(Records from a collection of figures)
· · ·

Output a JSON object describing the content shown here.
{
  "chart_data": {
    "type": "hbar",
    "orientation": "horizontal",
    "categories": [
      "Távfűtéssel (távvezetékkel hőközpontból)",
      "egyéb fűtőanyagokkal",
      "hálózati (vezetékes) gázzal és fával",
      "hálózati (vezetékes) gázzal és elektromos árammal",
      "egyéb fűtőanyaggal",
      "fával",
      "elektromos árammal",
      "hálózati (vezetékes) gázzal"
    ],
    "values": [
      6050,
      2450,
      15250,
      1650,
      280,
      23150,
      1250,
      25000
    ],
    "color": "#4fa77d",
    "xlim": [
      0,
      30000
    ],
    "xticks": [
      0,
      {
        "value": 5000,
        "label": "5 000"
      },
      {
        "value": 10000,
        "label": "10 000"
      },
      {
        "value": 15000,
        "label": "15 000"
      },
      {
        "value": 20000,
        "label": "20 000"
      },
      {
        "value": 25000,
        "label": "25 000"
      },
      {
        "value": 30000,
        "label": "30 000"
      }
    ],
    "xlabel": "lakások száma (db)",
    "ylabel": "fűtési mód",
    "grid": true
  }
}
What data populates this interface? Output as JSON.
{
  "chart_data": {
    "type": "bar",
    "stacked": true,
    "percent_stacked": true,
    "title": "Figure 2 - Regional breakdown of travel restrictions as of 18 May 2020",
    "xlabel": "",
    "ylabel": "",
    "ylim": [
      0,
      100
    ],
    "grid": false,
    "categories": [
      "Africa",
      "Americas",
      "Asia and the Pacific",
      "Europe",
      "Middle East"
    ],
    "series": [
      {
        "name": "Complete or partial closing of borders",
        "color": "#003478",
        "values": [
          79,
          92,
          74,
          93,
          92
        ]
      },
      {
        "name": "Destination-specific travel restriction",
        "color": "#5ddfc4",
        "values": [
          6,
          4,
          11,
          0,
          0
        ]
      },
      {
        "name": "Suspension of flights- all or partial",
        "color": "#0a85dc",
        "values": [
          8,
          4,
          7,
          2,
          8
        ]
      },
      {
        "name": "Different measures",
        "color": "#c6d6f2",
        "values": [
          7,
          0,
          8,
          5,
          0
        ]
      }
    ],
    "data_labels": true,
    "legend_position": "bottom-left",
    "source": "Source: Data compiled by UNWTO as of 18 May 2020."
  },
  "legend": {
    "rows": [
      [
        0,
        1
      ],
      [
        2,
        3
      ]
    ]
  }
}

· · ·

* **Goal**: Which lines above contain "color"? Show each of them.

* **Task solution**:
    "color": "#4fa77d",
        "color": "#003478",
        "color": "#5ddfc4",
        "color": "#0a85dc",
        "color": "#c6d6f2",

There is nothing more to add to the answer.